- _THE TASK_
The listing below should be written out exactly; please include all of it.

-- begin SUPPLIED ENTRIES --

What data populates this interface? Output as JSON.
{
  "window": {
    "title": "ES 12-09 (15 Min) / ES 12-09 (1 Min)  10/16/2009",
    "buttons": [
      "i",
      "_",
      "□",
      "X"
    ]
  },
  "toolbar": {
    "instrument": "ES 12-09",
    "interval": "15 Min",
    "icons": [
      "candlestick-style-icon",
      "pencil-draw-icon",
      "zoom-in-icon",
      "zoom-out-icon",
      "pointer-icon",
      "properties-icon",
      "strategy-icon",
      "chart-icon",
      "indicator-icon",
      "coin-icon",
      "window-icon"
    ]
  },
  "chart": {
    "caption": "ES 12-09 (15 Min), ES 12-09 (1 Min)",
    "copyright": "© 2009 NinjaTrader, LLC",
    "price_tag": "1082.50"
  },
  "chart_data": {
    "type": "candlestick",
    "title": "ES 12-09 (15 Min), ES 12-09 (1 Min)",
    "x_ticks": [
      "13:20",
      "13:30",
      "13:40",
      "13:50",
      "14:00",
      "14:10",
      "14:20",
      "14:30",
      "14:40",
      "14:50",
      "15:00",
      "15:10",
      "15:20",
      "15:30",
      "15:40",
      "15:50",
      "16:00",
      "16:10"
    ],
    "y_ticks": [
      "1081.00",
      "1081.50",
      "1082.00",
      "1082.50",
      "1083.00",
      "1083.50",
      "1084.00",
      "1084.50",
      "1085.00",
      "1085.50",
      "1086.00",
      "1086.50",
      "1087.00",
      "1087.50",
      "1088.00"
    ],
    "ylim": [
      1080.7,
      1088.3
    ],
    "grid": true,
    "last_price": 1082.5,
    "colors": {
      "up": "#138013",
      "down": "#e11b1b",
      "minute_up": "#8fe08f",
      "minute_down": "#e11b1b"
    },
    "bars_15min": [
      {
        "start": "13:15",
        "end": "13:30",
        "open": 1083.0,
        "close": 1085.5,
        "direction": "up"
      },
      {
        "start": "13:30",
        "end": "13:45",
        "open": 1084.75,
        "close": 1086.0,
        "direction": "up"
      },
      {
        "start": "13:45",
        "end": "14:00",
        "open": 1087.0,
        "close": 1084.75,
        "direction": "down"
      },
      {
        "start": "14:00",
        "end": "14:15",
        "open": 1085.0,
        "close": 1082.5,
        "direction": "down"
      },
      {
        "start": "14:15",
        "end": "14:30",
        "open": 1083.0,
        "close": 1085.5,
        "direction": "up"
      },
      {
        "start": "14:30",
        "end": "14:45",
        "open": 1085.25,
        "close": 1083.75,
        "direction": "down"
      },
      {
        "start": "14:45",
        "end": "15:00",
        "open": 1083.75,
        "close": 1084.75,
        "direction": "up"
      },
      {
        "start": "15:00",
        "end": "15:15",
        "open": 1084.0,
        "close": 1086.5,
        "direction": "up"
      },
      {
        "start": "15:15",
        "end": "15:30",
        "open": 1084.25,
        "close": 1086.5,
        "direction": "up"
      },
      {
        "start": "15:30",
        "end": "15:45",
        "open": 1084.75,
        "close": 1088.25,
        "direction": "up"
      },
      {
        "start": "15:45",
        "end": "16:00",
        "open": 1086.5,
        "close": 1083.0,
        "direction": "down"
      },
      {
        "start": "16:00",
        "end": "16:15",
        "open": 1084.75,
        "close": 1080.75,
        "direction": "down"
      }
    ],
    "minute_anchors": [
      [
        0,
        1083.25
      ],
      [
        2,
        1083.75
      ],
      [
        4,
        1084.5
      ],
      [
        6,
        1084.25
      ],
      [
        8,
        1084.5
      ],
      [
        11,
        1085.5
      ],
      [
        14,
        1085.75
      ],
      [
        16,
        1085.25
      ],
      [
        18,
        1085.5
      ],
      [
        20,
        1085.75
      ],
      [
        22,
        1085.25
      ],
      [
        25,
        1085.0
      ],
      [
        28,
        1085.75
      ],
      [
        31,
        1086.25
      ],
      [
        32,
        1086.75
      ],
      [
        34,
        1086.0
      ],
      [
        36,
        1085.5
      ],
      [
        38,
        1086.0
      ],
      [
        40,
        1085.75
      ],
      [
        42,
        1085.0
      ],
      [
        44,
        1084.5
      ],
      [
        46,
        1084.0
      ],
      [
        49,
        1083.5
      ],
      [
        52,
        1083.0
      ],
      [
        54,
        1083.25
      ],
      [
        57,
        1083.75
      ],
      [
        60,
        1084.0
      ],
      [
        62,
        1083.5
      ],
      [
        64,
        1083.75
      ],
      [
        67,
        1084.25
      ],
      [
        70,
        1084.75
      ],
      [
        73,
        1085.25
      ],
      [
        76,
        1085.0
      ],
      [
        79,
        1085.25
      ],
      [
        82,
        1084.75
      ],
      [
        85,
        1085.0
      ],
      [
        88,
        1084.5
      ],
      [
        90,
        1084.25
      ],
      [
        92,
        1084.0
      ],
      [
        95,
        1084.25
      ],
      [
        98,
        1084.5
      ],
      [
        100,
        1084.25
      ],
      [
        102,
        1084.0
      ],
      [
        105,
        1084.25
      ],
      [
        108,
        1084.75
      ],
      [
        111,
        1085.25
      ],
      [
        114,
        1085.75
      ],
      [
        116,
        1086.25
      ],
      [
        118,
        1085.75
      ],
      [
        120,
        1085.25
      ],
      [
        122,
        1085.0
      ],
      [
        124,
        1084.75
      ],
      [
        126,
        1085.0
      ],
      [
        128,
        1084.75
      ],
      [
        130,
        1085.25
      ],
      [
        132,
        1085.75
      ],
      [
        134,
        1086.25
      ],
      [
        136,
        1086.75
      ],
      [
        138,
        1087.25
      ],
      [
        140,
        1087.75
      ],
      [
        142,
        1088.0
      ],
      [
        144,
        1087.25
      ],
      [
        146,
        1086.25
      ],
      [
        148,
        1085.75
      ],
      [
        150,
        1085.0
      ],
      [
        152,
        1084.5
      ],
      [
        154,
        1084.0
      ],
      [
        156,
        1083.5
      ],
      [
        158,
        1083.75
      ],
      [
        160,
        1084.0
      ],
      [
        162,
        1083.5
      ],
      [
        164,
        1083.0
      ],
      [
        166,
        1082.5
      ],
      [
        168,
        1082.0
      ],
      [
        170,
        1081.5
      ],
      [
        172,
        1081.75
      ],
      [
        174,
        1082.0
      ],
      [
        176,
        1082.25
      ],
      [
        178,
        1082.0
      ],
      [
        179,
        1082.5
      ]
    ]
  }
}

-- end SUPPLIED ENTRIES --

- _ANSWER BELOW_
What data populates this interface? Output as JSON.
{
  "window": {
    "title": "ES 12-09 (15 Min) / ES 12-09 (1 Min)  10/16/2009",
    "buttons": [
      "i",
      "_",
      "□",
      "X"
    ]
  },
  "toolbar": {
    "instrument": "ES 12-09",
    "interval": "15 Min",
    "icons": [
      "candlestick-style-icon",
      "pencil-draw-icon",
      "zoom-in-icon",
      "zoom-out-icon",
      "pointer-icon",
      "properties-icon",
      "strategy-icon",
      "chart-icon",
      "indicator-icon",
      "coin-icon",
      "window-icon"
    ]
  },
  "chart": {
    "caption": "ES 12-09 (15 Min), ES 12-09 (1 Min)",
    "copyright": "© 2009 NinjaTrader, LLC",
    "price_tag": "1082.50"
  },
  "chart_data": {
    "type": "candlestick",
    "title": "ES 12-09 (15 Min), ES 12-09 (1 Min)",
    "x_ticks": [
      "13:20",
      "13:30",
      "13:40",
      "13:50",
      "14:00",
      "14:10",
      "14:20",
      "14:30",
      "14:40",
      "14:50",
      "15:00",
      "15:10",
      "15:20",
      "15:30",
      "15:40",
      "15:50",
      "16:00",
      "16:10"
    ],
    "y_ticks": [
      "1081.00",
      "1081.50",
      "1082.00",
      "1082.50",
      "1083.00",
      "1083.50",
      "1084.00",
      "1084.50",
      "1085.00",
      "1085.50",
      "1086.00",
      "1086.50",
      "1087.00",
      "1087.50",
      "1088.00"
    ],
    "ylim": [
      1080.7,
      1088.3
    ],
    "grid": true,
    "last_price": 1082.5,
    "colors": {
      "up": "#138013",
      "down": "#e11b1b",
      "minute_up": "#8fe08f",
      "minute_down": "#e11b1b"
    },
    "bars_15min": [
      {
        "start": "13:15",
        "end": "13:30",
        "open": 1083.0,
        "close": 1085.5,
        "direction": "up"
      },
      {
        "start": "13:30",
        "end": "13:45",
        "open": 1084.75,
        "close": 1086.0,
        "direction": "up"
      },
      {
        "start": "13:45",
        "end": "14:00",
        "open": 1087.0,
        "close": 1084.75,
        "direction": "down"
      },
      {
        "start": "14:00",
        "end": "14:15",
        "open": 1085.0,
        "close": 1082.5,
        "direction": "down"
      },
      {
        "start": "14:15",
        "end": "14:30",
        "open": 1083.0,
        "close": 1085.5,
        "direction": "up"
      },
      {
        "start": "14:30",
        "end": "14:45",
        "open": 1085.25,
        "close": 1083.75,
        "direction": "down"
      },
      {
        "start": "14:45",
        "end": "15:00",
        "open": 1083.75,
        "close": 1084.75,
        "direction": "up"
      },
      {
        "start": "15:00",
        "end": "15:15",
        "open": 1084.0,
        "close": 1086.5,
        "direction": "up"
      },
      {
        "start": "15:15",
        "end": "15:30",
        "open": 1084.25,
        "close": 1086.5,
        "direction": "up"
      },
      {
        "start": "15:30",
        "end": "15:45",
        "open": 1084.75,
        "close": 1088.25,
        "direction": "up"
      },
      {
        "start": "15:45",
        "end": "16:00",
        "open": 1086.5,
        "close": 1083.0,
        "direction": "down"
      },
      {
        "start": "16:00",
        "end": "16:15",
        "open": 1084.75,
        "close": 1080.75,
        "direction": "down"
      }
    ],
    "minute_anchors": [
      [
        0,
        1083.25
      ],
      [
        2,
        1083.75
      ],
      [
        4,
        1084.5
      ],
      [
        6,
        1084.25
      ],
      [
        8,
        1084.5
      ],
      [
        11,
        1085.5
      ],
      [
        14,
        1085.75
      ],
      [
        16,
        1085.25
      ],
      [
        18,
        1085.5
      ],
      [
        20,
        1085.75
      ],
      [
        22,
        1085.25
      ],
      [
        25,
        1085.0
      ],
      [
        28,
        1085.75
      ],
      [
        31,
        1086.25
      ],
      [
        32,
        1086.75
      ],
      [
        34,
        1086.0
      ],
      [
        36,
        1085.5
      ],
      [
        38,
        1086.0
      ],
      [
        40,
        1085.75
      ],
      [
        42,
        1085.0
      ],
      [
        44,
        1084.5
      ],
      [
        46,
        1084.0
      ],
      [
        49,
        1083.5
      ],
      [
        52,
        1083.0
      ],
      [
        54,
        1083.25
      ],
      [
        57,
        1083.75
      ],
      [
        60,
        1084.0
      ],
      [
        62,
        1083.5
      ],
      [
        64,
        1083.75
      ],
      [
        67,
        1084.25
      ],
      [
        70,
        1084.75
      ],
      [
        73,
        1085.25
      ],
      [
        76,
        1085.0
      ],
      [
        79,
        1085.25
      ],
      [
        82,
        1084.75
      ],
      [
        85,
        1085.0
      ],
      [
        88,
        1084.5
      ],
      [
        90,
        1084.25
      ],
      [
        92,
        1084.0
      ],
      [
        95,
        1084.25
      ],
      [
        98,
        1084.5
      ],
      [
        100,
        1084.25
      ],
      [
        102,
        1084.0
      ],
      [
        105,
        1084.25
      ],
      [
        108,
        1084.75
      ],
      [
        111,
        1085.25
      ],
      [
        114,
        1085.75
      ],
      [
        116,
        1086.25
      ],
      [
        118,
        1085.75
      ],
      [
        120,
        1085.25
      ],
      [
        122,
        1085.0
      ],
      [
        124,
        1084.75
      ],
      [
        126,
        1085.0
      ],
      [
        128,
        1084.75
      ],
      [
        130,
        1085.25
      ],
      [
        132,
        1085.75
      ],
      [
        134,
        1086.25
      ],
      [
        136,
        1086.75
      ],
      [
        138,
        1087.25
      ],
      [
        140,
        1087.75
      ],
      [
        142,
        1088.0
      ],
      [
        144,
        1087.25
      ],
      [
        146,
        1086.25
      ],
      [
        148,
        1085.75
      ],
      [
        150,
        1085.0
      ],
      [
        152,
        1084.5
      ],
      [
        154,
        1084.0
      ],
      [
        156,
        1083.5
      ],
      [
        158,
        1083.75
      ],
      [
        160,
        1084.0
      ],
      [
        162,
        1083.5
      ],
      [
        164,
        1083.0
      ],
      [
        166,
        1082.5
      ],
      [
        168,
        1082.0
      ],
      [
        170,
        1081.5
      ],
      [
        172,
        1081.75
      ],
      [
        174,
        1082.0
      ],
      [
        176,
        1082.25
      ],
      [
        178,
        1082.0
      ],
      [
        179,
        1082.5
      ]
    ]
  }
}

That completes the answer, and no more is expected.